→ **PROBLEM TO SOLVE**
Out of the records below, copy all lines in which the word "Cells" occurs.

→ **Stored data entries**
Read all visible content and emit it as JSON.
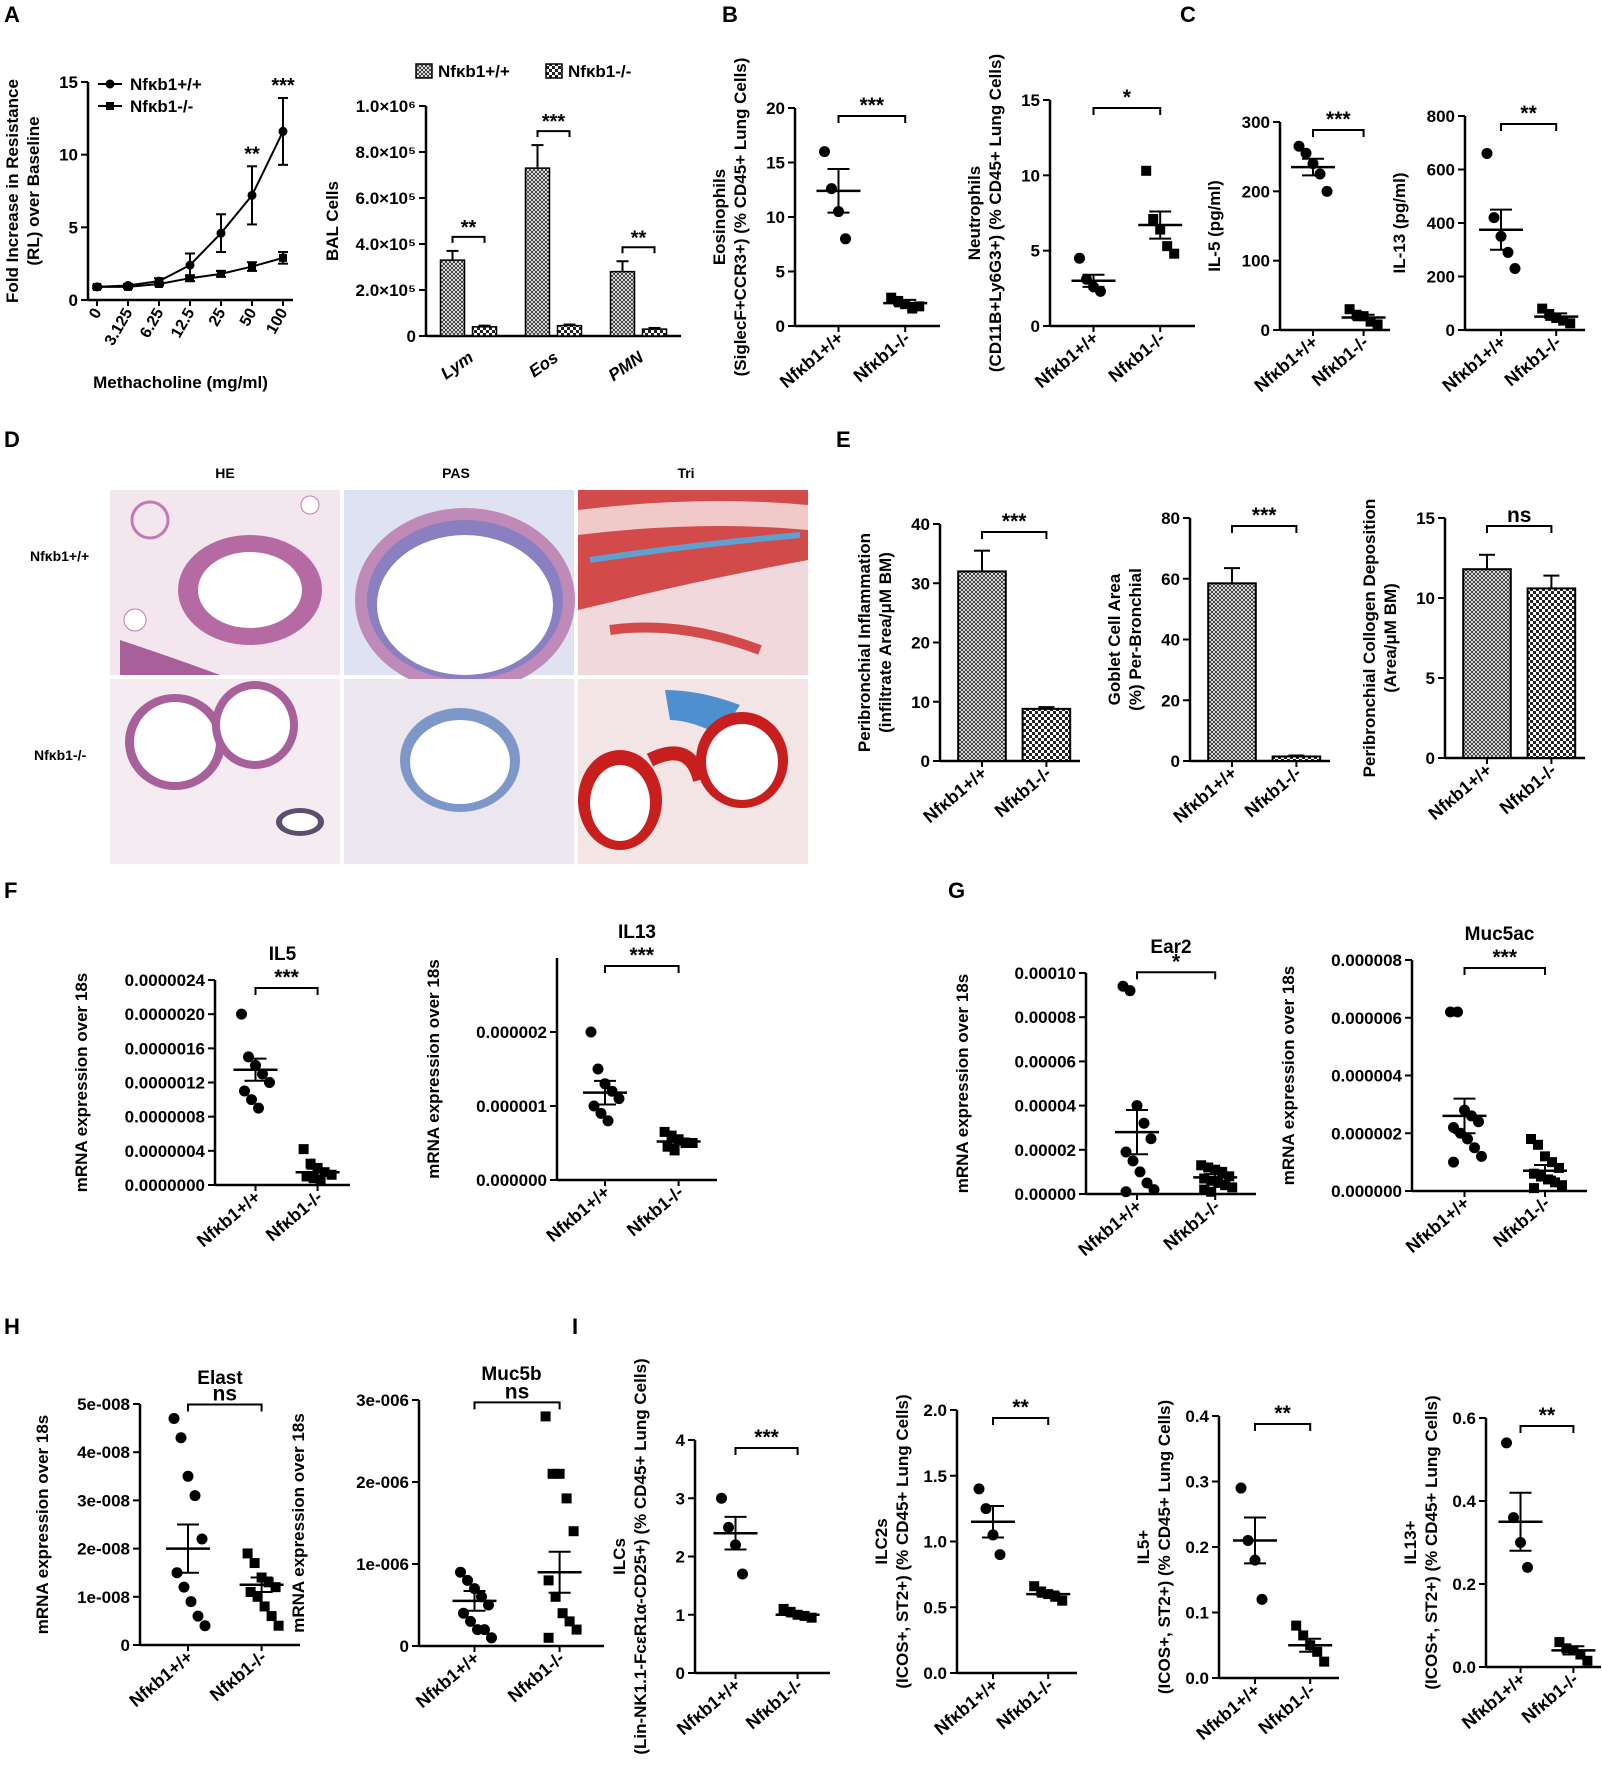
{
  "colors": {
    "ink": "#000000",
    "hatch_bg": "#ffffff",
    "tissue_pink": "#c47ab0",
    "tissue_blue": "#7d97c9",
    "tissue_red": "#d24a4a"
  },
  "panel_letters": {
    "A": "A",
    "B": "B",
    "C": "C",
    "D": "D",
    "E": "E",
    "F": "F",
    "G": "G",
    "H": "H",
    "I": "I"
  },
  "histology": {
    "columns": [
      "HE",
      "PAS",
      "Tri"
    ],
    "rows": [
      "Nfκb1+/+",
      "Nfκb1-/-"
    ]
  },
  "chart_data": [
    {
      "id": "A1",
      "type": "line",
      "x": [
        "0",
        "3.125",
        "6.25",
        "12.5",
        "25",
        "50",
        "100"
      ],
      "xlabel": "Methacholine (mg/ml)",
      "ylabel": "Fold Increase in Resistance (RL) over Baseline",
      "ylim": [
        0,
        15
      ],
      "yticks": [
        "0",
        "5",
        "10",
        "15"
      ],
      "legend": "top-left",
      "series": [
        {
          "name": "Nfκb1+/+",
          "marker": "circle",
          "values": [
            0.9,
            1.0,
            1.3,
            2.4,
            4.6,
            7.2,
            11.6
          ],
          "err": [
            0.1,
            0.1,
            0.2,
            0.8,
            1.3,
            2.0,
            2.3
          ]
        },
        {
          "name": "Nfκb1-/-",
          "marker": "square",
          "values": [
            0.9,
            0.9,
            1.1,
            1.5,
            1.8,
            2.3,
            2.9
          ],
          "err": [
            0.1,
            0.1,
            0.1,
            0.2,
            0.2,
            0.3,
            0.4
          ]
        }
      ],
      "annotations": [
        {
          "at": 5,
          "text": "**"
        },
        {
          "at": 6,
          "text": "***"
        }
      ]
    },
    {
      "id": "A2",
      "type": "bar",
      "categories": [
        "Lym",
        "Eos",
        "PMN"
      ],
      "ylabel": "BAL Cells",
      "ylim": [
        0,
        1000000
      ],
      "yticks": [
        "0",
        "2.0×10⁵",
        "4.0×10⁵",
        "6.0×10⁵",
        "8.0×10⁵",
        "1.0×10⁶"
      ],
      "legend": "top",
      "series": [
        {
          "name": "Nfκb1+/+",
          "values": [
            330000,
            730000,
            280000
          ],
          "err": [
            40000,
            100000,
            45000
          ]
        },
        {
          "name": "Nfκb1-/-",
          "values": [
            40000,
            45000,
            30000
          ],
          "err": [
            5000,
            5000,
            5000
          ]
        }
      ],
      "annotations": [
        "**",
        "***",
        "**"
      ]
    },
    {
      "id": "B1",
      "type": "scatter",
      "categories": [
        "Nfκb1+/+",
        "Nfκb1-/-"
      ],
      "ylabel": "Eosinophils (SiglecF+CCR3+) (% CD45+ Lung Cells)",
      "ylim": [
        0,
        20
      ],
      "yticks": [
        "0",
        "5",
        "10",
        "15",
        "20"
      ],
      "points": [
        [
          16.0,
          12.6,
          10.5,
          8.0
        ],
        [
          2.6,
          2.3,
          2.0,
          1.6,
          1.8
        ]
      ],
      "mean": [
        12.4,
        2.1
      ],
      "sem": [
        2.0,
        0.3
      ],
      "sig": "***"
    },
    {
      "id": "B2",
      "type": "scatter",
      "categories": [
        "Nfκb1+/+",
        "Nfκb1-/-"
      ],
      "ylabel": "Neutrophils (CD11B+Ly6G3+) (% CD45+ Lung Cells)",
      "ylim": [
        0,
        15
      ],
      "yticks": [
        "0",
        "5",
        "10",
        "15"
      ],
      "points": [
        [
          4.5,
          3.1,
          2.6,
          2.3
        ],
        [
          10.3,
          7.1,
          6.4,
          5.3,
          4.8
        ]
      ],
      "mean": [
        3.0,
        6.7
      ],
      "sem": [
        0.4,
        0.9
      ],
      "sig": "*"
    },
    {
      "id": "C1",
      "type": "scatter",
      "categories": [
        "Nfκb1+/+",
        "Nfκb1-/-"
      ],
      "ylabel": "IL-5 (pg/ml)",
      "ylim": [
        0,
        300
      ],
      "yticks": [
        "0",
        "100",
        "200",
        "300"
      ],
      "points": [
        [
          265,
          255,
          240,
          225,
          200
        ],
        [
          30,
          22,
          20,
          12,
          8
        ]
      ],
      "mean": [
        235,
        18
      ],
      "sem": [
        12,
        4
      ],
      "sig": "***"
    },
    {
      "id": "C2",
      "type": "scatter",
      "categories": [
        "Nfκb1+/+",
        "Nfκb1-/-"
      ],
      "ylabel": "IL-13 (pg/ml)",
      "ylim": [
        0,
        800
      ],
      "yticks": [
        "0",
        "200",
        "400",
        "600",
        "800"
      ],
      "points": [
        [
          660,
          420,
          350,
          290,
          230
        ],
        [
          80,
          60,
          45,
          35,
          25
        ]
      ],
      "mean": [
        375,
        50
      ],
      "sem": [
        75,
        12
      ],
      "sig": "**"
    },
    {
      "id": "E1",
      "type": "bar",
      "categories": [
        "Nfκb1+/+",
        "Nfκb1-/-"
      ],
      "ylabel": "Peribronchial Inflammation (infiltrate Area/μM BM)",
      "ylim": [
        0,
        40
      ],
      "yticks": [
        "0",
        "10",
        "20",
        "30",
        "40"
      ],
      "values": [
        32.0,
        8.8
      ],
      "err": [
        3.5,
        0.3
      ],
      "sig": "***"
    },
    {
      "id": "E2",
      "type": "bar",
      "categories": [
        "Nfκb1+/+",
        "Nfκb1-/-"
      ],
      "ylabel": "Goblet Cell Area (%) Per-Bronchial",
      "ylim": [
        0,
        80
      ],
      "yticks": [
        "0",
        "20",
        "40",
        "60",
        "80"
      ],
      "values": [
        58.5,
        1.5
      ],
      "err": [
        5.0,
        0.3
      ],
      "sig": "***"
    },
    {
      "id": "E3",
      "type": "bar",
      "categories": [
        "Nfκb1+/+",
        "Nfκb1-/-"
      ],
      "ylabel": "Peribronchial Collogen Deposition (Area/μM BM)",
      "ylim": [
        0,
        15
      ],
      "yticks": [
        "0",
        "5",
        "10",
        "15"
      ],
      "values": [
        11.8,
        10.6
      ],
      "err": [
        0.9,
        0.8
      ],
      "sig": "ns"
    },
    {
      "id": "F1",
      "type": "scatter",
      "title": "IL5",
      "categories": [
        "Nfκb1+/+",
        "Nfκb1-/-"
      ],
      "ylabel": "mRNA expression over 18s",
      "ylim": [
        0,
        2.4e-06
      ],
      "yticks": [
        "0.0000000",
        "0.0000004",
        "0.0000008",
        "0.0000012",
        "0.0000016",
        "0.0000020",
        "0.0000024"
      ],
      "points": [
        [
          2e-06,
          1.5e-06,
          1.4e-06,
          1.3e-06,
          1.2e-06,
          1.1e-06,
          1e-06,
          9e-07
        ],
        [
          4.2e-07,
          2.5e-07,
          2e-07,
          1.5e-07,
          1.2e-07,
          1e-07,
          8e-08,
          5e-08
        ]
      ],
      "mean": [
        1.35e-06,
        1.5e-07
      ],
      "sem": [
        1.3e-07,
        4e-08
      ],
      "sig": "***"
    },
    {
      "id": "F2",
      "type": "scatter",
      "title": "IL13",
      "categories": [
        "Nfκb1+/+",
        "Nfκb1-/-"
      ],
      "ylabel": "mRNA expression over 18s",
      "ylim": [
        -9e-07,
        2.1e-06
      ],
      "yticks": [
        "0.000000",
        "0.000001",
        "0.000002"
      ],
      "ytickvals": [
        -9e-07,
        1e-07,
        1.1e-06
      ],
      "points": [
        [
          1.1e-06,
          6e-07,
          4e-07,
          3e-07,
          2e-07,
          1e-07,
          0.0,
          -1e-07
        ],
        [
          -2.5e-07,
          -3e-07,
          -3.5e-07,
          -4e-07,
          -4e-07,
          -4.5e-07,
          -5e-07
        ]
      ],
      "mean": [
        2.8e-07,
        -3.8e-07
      ],
      "sem": [
        1.6e-07,
        4e-08
      ],
      "sig": "***"
    },
    {
      "id": "G1",
      "type": "scatter",
      "title": "Ear2",
      "categories": [
        "Nfκb1+/+",
        "Nfκb1-/-"
      ],
      "ylabel": "mRNA expression over 18s",
      "ylim": [
        0,
        0.0001
      ],
      "yticks": [
        "0.00000",
        "0.00002",
        "0.00004",
        "0.00006",
        "0.00008",
        "0.00010"
      ],
      "points": [
        [
          9.4e-05,
          9.2e-05,
          4e-05,
          3.2e-05,
          2.5e-05,
          1.9e-05,
          1.5e-05,
          1e-05,
          5e-06,
          2e-06,
          1e-06
        ],
        [
          1.3e-05,
          1.2e-05,
          1.1e-05,
          1e-05,
          8e-06,
          7e-06,
          6e-06,
          5e-06,
          4e-06,
          3e-06,
          2e-06,
          1e-06
        ]
      ],
      "mean": [
        2.8e-05,
        7.5e-06
      ],
      "sem": [
        1e-05,
        1.5e-06
      ],
      "sig": "*"
    },
    {
      "id": "G2",
      "type": "scatter",
      "title": "Muc5ac",
      "categories": [
        "Nfκb1+/+",
        "Nfκb1-/-"
      ],
      "ylabel": "mRNA expression over 18s",
      "ylim": [
        0,
        8e-06
      ],
      "yticks": [
        "0.000000",
        "0.000002",
        "0.000004",
        "0.000006",
        "0.000008"
      ],
      "points": [
        [
          6.2e-06,
          6.2e-06,
          2.8e-06,
          2.6e-06,
          2.4e-06,
          2.2e-06,
          2e-06,
          1.8e-06,
          1.5e-06,
          1.2e-06,
          1e-06
        ],
        [
          1.8e-06,
          1.6e-06,
          1.2e-06,
          1e-06,
          8e-07,
          6e-07,
          5e-07,
          4e-07,
          3e-07,
          2e-07,
          1e-07
        ]
      ],
      "mean": [
        2.6e-06,
        7e-07
      ],
      "sem": [
        6e-07,
        2e-07
      ],
      "sig": "***"
    },
    {
      "id": "H1",
      "type": "scatter",
      "title": "Elast",
      "categories": [
        "Nfκb1+/+",
        "Nfκb1-/-"
      ],
      "ylabel": "mRNA expression over 18s",
      "ylim": [
        0,
        5e-08
      ],
      "yticks": [
        "0",
        "1e-008",
        "2e-008",
        "3e-008",
        "4e-008",
        "5e-008"
      ],
      "points": [
        [
          4.7e-08,
          4.3e-08,
          3.5e-08,
          3.1e-08,
          2.2e-08,
          1.5e-08,
          1.2e-08,
          9e-09,
          6e-09,
          4e-09
        ],
        [
          1.9e-08,
          1.7e-08,
          1.4e-08,
          1.3e-08,
          1.2e-08,
          1.1e-08,
          1e-08,
          8e-09,
          6e-09,
          4e-09
        ]
      ],
      "mean": [
        2e-08,
        1.25e-08
      ],
      "sem": [
        5e-09,
        1.5e-09
      ],
      "sig": "ns"
    },
    {
      "id": "H2",
      "type": "scatter",
      "title": "Muc5b",
      "categories": [
        "Nfκb1+/+",
        "Nfκb1-/-"
      ],
      "ylabel": "mRNA expression over 18s",
      "ylim": [
        0,
        3e-06
      ],
      "yticks": [
        "0",
        "1e-006",
        "2e-006",
        "3e-006"
      ],
      "points": [
        [
          9e-07,
          8e-07,
          7e-07,
          6e-07,
          5e-07,
          4e-07,
          3e-07,
          2e-07,
          2e-07,
          1e-07
        ],
        [
          2.8e-06,
          2.1e-06,
          2.1e-06,
          1.8e-06,
          1.4e-06,
          8e-07,
          6e-07,
          4e-07,
          3e-07,
          2e-07,
          1e-07
        ]
      ],
      "mean": [
        5.5e-07,
        9e-07
      ],
      "sem": [
        1.2e-07,
        2.5e-07
      ],
      "sig": "ns"
    },
    {
      "id": "I1",
      "type": "scatter",
      "categories": [
        "Nfκb1+/+",
        "Nfκb1-/-"
      ],
      "ylabel": "ILCs (Lin-NK1.1-FcεR1α-CD25+) (% CD45+ Lung Cells)",
      "ylim": [
        0,
        4
      ],
      "yticks": [
        "0",
        "1",
        "2",
        "3",
        "4"
      ],
      "points": [
        [
          3.0,
          2.5,
          2.2,
          1.7
        ],
        [
          1.1,
          1.05,
          1.0,
          0.98,
          0.95
        ]
      ],
      "mean": [
        2.4,
        1.0
      ],
      "sem": [
        0.28,
        0.03
      ],
      "sig": "***"
    },
    {
      "id": "I2",
      "type": "scatter",
      "categories": [
        "Nfκb1+/+",
        "Nfκb1-/-"
      ],
      "ylabel": "ILC2s (ICOS+, ST2+) (% CD45+ Lung Cells)",
      "ylim": [
        0,
        2.0
      ],
      "yticks": [
        "0.0",
        "0.5",
        "1.0",
        "1.5",
        "2.0"
      ],
      "points": [
        [
          1.4,
          1.25,
          1.05,
          0.9
        ],
        [
          0.66,
          0.62,
          0.6,
          0.58,
          0.55
        ]
      ],
      "mean": [
        1.15,
        0.6
      ],
      "sem": [
        0.12,
        0.02
      ],
      "sig": "**"
    },
    {
      "id": "I3",
      "type": "scatter",
      "categories": [
        "Nfκb1+/+",
        "Nfκb1-/-"
      ],
      "ylabel": "IL5+ (ICOS+, ST2+) (% CD45+ Lung Cells)",
      "ylim": [
        0,
        0.4
      ],
      "yticks": [
        "0.0",
        "0.1",
        "0.2",
        "0.3",
        "0.4"
      ],
      "points": [
        [
          0.29,
          0.21,
          0.18,
          0.12
        ],
        [
          0.08,
          0.065,
          0.05,
          0.04,
          0.025
        ]
      ],
      "mean": [
        0.21,
        0.05
      ],
      "sem": [
        0.035,
        0.01
      ],
      "sig": "**"
    },
    {
      "id": "I4",
      "type": "scatter",
      "categories": [
        "Nfκb1+/+",
        "Nfκb1-/-"
      ],
      "ylabel": "IL13+ (ICOS+, ST2+) (% CD45+ Lung Cells)",
      "ylim": [
        0,
        0.6
      ],
      "yticks": [
        "0.0",
        "0.2",
        "0.4",
        "0.6"
      ],
      "points": [
        [
          0.54,
          0.36,
          0.3,
          0.24
        ],
        [
          0.06,
          0.045,
          0.04,
          0.03,
          0.015
        ]
      ],
      "mean": [
        0.35,
        0.04
      ],
      "sem": [
        0.07,
        0.01
      ],
      "sig": "**"
    }
  ]
}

→ **OUTPUT OF THE EXERCISE**
      "ylabel": "BAL Cells",
      "ylabel": "Eosinophils (SiglecF+CCR3+) (% CD45+ Lung Cells)",
      "ylabel": "Neutrophils (CD11B+Ly6G3+) (% CD45+ Lung Cells)",
      "ylabel": "ILCs (Lin-NK1.1-FcεR1α-CD25+) (% CD45+ Lung Cells)",
      "ylabel": "ILC2s (ICOS+, ST2+) (% CD45+ Lung Cells)",
      "ylabel": "IL5+ (ICOS+, ST2+) (% CD45+ Lung Cells)",
      "ylabel": "IL13+ (ICOS+, ST2+) (% CD45+ Lung Cells)",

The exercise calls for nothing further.